*EXERCISE REQUIREMENTS*
The records below should be written out again, exactly.

*GIVEN RECORDS*
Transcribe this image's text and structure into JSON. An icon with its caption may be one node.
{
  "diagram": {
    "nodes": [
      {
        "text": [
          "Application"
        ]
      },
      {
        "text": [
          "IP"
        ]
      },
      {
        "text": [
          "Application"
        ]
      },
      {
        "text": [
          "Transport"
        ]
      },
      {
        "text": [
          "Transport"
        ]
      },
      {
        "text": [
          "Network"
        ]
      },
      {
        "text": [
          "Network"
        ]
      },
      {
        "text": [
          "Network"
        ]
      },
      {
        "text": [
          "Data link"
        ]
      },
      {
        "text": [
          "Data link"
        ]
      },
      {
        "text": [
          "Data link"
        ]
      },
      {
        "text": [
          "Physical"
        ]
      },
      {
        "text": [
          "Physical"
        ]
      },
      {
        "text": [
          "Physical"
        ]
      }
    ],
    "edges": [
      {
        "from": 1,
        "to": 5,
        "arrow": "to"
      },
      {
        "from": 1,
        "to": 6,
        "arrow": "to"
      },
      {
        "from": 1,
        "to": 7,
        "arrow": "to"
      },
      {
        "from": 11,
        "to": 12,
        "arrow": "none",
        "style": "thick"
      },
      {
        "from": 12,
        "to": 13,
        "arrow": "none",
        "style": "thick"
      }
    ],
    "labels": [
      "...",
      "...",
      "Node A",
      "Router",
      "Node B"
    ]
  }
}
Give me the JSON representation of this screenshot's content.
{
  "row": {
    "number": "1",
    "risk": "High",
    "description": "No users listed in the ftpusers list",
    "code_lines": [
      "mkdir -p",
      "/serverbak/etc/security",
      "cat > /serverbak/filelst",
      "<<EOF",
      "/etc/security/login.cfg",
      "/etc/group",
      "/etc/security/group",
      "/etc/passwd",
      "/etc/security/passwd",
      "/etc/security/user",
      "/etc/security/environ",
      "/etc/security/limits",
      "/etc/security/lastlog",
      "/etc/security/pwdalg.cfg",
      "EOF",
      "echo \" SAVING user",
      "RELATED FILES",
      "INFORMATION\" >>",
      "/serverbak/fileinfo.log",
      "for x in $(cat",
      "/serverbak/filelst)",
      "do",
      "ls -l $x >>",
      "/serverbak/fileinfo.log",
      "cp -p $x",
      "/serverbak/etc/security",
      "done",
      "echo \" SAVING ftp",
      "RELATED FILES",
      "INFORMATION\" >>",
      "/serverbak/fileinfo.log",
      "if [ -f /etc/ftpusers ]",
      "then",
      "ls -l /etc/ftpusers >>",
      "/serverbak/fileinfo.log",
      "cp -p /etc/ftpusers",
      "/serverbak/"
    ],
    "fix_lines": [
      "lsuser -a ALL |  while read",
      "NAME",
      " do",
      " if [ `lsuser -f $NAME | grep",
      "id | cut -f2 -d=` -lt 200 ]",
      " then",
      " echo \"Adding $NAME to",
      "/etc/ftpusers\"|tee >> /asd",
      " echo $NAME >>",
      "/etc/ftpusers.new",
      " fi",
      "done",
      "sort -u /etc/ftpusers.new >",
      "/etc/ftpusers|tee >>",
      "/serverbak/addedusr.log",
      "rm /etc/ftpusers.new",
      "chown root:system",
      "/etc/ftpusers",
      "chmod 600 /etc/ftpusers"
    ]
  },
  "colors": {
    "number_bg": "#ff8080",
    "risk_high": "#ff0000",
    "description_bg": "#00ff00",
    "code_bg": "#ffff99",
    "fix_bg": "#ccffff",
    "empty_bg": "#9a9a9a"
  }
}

*EXERCISE OUTPUT*
Transcribe this image's text and structure into JSON. An icon with its caption may be one node.
{
  "diagram": {
    "nodes": [
      {
        "text": [
          "Application"
        ]
      },
      {
        "text": [
          "IP"
        ]
      },
      {
        "text": [
          "Application"
        ]
      },
      {
        "text": [
          "Transport"
        ]
      },
      {
        "text": [
          "Transport"
        ]
      },
      {
        "text": [
          "Network"
        ]
      },
      {
        "text": [
          "Network"
        ]
      },
      {
        "text": [
          "Network"
        ]
      },
      {
        "text": [
          "Data link"
        ]
      },
      {
        "text": [
          "Data link"
        ]
      },
      {
        "text": [
          "Data link"
        ]
      },
      {
        "text": [
          "Physical"
        ]
      },
      {
        "text": [
          "Physical"
        ]
      },
      {
        "text": [
          "Physical"
        ]
      }
    ],
    "edges": [
      {
        "from": 1,
        "to": 5,
        "arrow": "to"
      },
      {
        "from": 1,
        "to": 6,
        "arrow": "to"
      },
      {
        "from": 1,
        "to": 7,
        "arrow": "to"
      },
      {
        "from": 11,
        "to": 12,
        "arrow": "none",
        "style": "thick"
      },
      {
        "from": 12,
        "to": 13,
        "arrow": "none",
        "style": "thick"
      }
    ],
    "labels": [
      "...",
      "...",
      "Node A",
      "Router",
      "Node B"
    ]
  }
}
Give me the JSON representation of this screenshot's content.
{
  "row": {
    "number": "1",
    "risk": "High",
    "description": "No users listed in the ftpusers list",
    "code_lines": [
      "mkdir -p",
      "/serverbak/etc/security",
      "cat > /serverbak/filelst",
      "<<EOF",
      "/etc/security/login.cfg",
      "/etc/group",
      "/etc/security/group",
      "/etc/passwd",
      "/etc/security/passwd",
      "/etc/security/user",
      "/etc/security/environ",
      "/etc/security/limits",
      "/etc/security/lastlog",
      "/etc/security/pwdalg.cfg",
      "EOF",
      "echo \" SAVING user",
      "RELATED FILES",
      "INFORMATION\" >>",
      "/serverbak/fileinfo.log",
      "for x in $(cat",
      "/serverbak/filelst)",
      "do",
      "ls -l $x >>",
      "/serverbak/fileinfo.log",
      "cp -p $x",
      "/serverbak/etc/security",
      "done",
      "echo \" SAVING ftp",
      "RELATED FILES",
      "INFORMATION\" >>",
      "/serverbak/fileinfo.log",
      "if [ -f /etc/ftpusers ]",
      "then",
      "ls -l /etc/ftpusers >>",
      "/serverbak/fileinfo.log",
      "cp -p /etc/ftpusers",
      "/serverbak/"
    ],
    "fix_lines": [
      "lsuser -a ALL |  while read",
      "NAME",
      " do",
      " if [ `lsuser -f $NAME | grep",
      "id | cut -f2 -d=` -lt 200 ]",
      " then",
      " echo \"Adding $NAME to",
      "/etc/ftpusers\"|tee >> /asd",
      " echo $NAME >>",
      "/etc/ftpusers.new",
      " fi",
      "done",
      "sort -u /etc/ftpusers.new >",
      "/etc/ftpusers|tee >>",
      "/serverbak/addedusr.log",
      "rm /etc/ftpusers.new",
      "chown root:system",
      "/etc/ftpusers",
      "chmod 600 /etc/ftpusers"
    ]
  },
  "colors": {
    "number_bg": "#ff8080",
    "risk_high": "#ff0000",
    "description_bg": "#00ff00",
    "code_bg": "#ffff99",
    "fix_bg": "#ccffff",
    "empty_bg": "#9a9a9a"
  }
}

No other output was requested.